= STATED EXERCISE =
Output every entry exactly as written.
########
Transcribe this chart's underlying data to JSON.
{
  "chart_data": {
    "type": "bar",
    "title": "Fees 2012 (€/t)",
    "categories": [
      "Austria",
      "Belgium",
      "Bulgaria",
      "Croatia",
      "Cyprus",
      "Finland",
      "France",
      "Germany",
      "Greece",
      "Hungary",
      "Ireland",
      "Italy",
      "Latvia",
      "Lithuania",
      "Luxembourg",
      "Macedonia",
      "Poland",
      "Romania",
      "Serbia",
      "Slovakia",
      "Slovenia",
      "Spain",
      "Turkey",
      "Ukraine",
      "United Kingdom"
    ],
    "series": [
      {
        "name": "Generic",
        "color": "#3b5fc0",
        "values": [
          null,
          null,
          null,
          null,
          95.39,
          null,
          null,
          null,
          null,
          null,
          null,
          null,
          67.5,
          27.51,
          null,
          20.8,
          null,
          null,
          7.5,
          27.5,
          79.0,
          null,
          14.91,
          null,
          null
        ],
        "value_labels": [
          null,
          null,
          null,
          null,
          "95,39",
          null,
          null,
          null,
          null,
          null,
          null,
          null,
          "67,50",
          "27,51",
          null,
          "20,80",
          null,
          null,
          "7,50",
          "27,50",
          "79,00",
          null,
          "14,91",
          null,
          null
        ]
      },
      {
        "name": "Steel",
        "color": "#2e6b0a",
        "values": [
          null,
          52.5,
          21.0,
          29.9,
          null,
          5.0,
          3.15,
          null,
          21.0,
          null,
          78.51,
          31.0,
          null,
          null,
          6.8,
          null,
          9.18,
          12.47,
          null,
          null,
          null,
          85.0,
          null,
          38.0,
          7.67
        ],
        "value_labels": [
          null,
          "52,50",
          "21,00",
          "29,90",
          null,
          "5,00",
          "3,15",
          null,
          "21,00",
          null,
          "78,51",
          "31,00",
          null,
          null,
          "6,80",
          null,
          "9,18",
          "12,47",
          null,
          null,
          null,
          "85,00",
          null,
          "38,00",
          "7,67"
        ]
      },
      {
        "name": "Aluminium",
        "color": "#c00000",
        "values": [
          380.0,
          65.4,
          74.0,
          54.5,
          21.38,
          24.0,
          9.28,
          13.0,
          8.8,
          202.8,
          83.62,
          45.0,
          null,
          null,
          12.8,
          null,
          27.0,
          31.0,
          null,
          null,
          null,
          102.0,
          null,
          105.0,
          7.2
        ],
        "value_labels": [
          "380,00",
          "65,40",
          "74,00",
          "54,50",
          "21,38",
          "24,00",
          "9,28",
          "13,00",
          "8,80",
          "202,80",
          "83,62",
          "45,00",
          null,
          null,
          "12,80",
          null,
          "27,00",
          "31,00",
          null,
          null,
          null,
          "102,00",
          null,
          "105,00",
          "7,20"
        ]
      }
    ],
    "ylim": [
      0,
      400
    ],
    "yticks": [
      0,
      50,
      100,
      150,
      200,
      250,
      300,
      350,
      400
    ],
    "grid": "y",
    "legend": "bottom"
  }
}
########
= RESULT OF THE EXERCISE =
Transcribe this chart's underlying data to JSON.
{
  "chart_data": {
    "type": "bar",
    "title": "Fees 2012 (€/t)",
    "categories": [
      "Austria",
      "Belgium",
      "Bulgaria",
      "Croatia",
      "Cyprus",
      "Finland",
      "France",
      "Germany",
      "Greece",
      "Hungary",
      "Ireland",
      "Italy",
      "Latvia",
      "Lithuania",
      "Luxembourg",
      "Macedonia",
      "Poland",
      "Romania",
      "Serbia",
      "Slovakia",
      "Slovenia",
      "Spain",
      "Turkey",
      "Ukraine",
      "United Kingdom"
    ],
    "series": [
      {
        "name": "Generic",
        "color": "#3b5fc0",
        "values": [
          null,
          null,
          null,
          null,
          95.39,
          null,
          null,
          null,
          null,
          null,
          null,
          null,
          67.5,
          27.51,
          null,
          20.8,
          null,
          null,
          7.5,
          27.5,
          79.0,
          null,
          14.91,
          null,
          null
        ],
        "value_labels": [
          null,
          null,
          null,
          null,
          "95,39",
          null,
          null,
          null,
          null,
          null,
          null,
          null,
          "67,50",
          "27,51",
          null,
          "20,80",
          null,
          null,
          "7,50",
          "27,50",
          "79,00",
          null,
          "14,91",
          null,
          null
        ]
      },
      {
        "name": "Steel",
        "color": "#2e6b0a",
        "values": [
          null,
          52.5,
          21.0,
          29.9,
          null,
          5.0,
          3.15,
          null,
          21.0,
          null,
          78.51,
          31.0,
          null,
          null,
          6.8,
          null,
          9.18,
          12.47,
          null,
          null,
          null,
          85.0,
          null,
          38.0,
          7.67
        ],
        "value_labels": [
          null,
          "52,50",
          "21,00",
          "29,90",
          null,
          "5,00",
          "3,15",
          null,
          "21,00",
          null,
          "78,51",
          "31,00",
          null,
          null,
          "6,80",
          null,
          "9,18",
          "12,47",
          null,
          null,
          null,
          "85,00",
          null,
          "38,00",
          "7,67"
        ]
      },
      {
        "name": "Aluminium",
        "color": "#c00000",
        "values": [
          380.0,
          65.4,
          74.0,
          54.5,
          21.38,
          24.0,
          9.28,
          13.0,
          8.8,
          202.8,
          83.62,
          45.0,
          null,
          null,
          12.8,
          null,
          27.0,
          31.0,
          null,
          null,
          null,
          102.0,
          null,
          105.0,
          7.2
        ],
        "value_labels": [
          "380,00",
          "65,40",
          "74,00",
          "54,50",
          "21,38",
          "24,00",
          "9,28",
          "13,00",
          "8,80",
          "202,80",
          "83,62",
          "45,00",
          null,
          null,
          "12,80",
          null,
          "27,00",
          "31,00",
          null,
          null,
          null,
          "102,00",
          null,
          "105,00",
          "7,20"
        ]
      }
    ],
    "ylim": [
      0,
      400
    ],
    "yticks": [
      0,
      50,
      100,
      150,
      200,
      250,
      300,
      350,
      400
    ],
    "grid": "y",
    "legend": "bottom"
  }
}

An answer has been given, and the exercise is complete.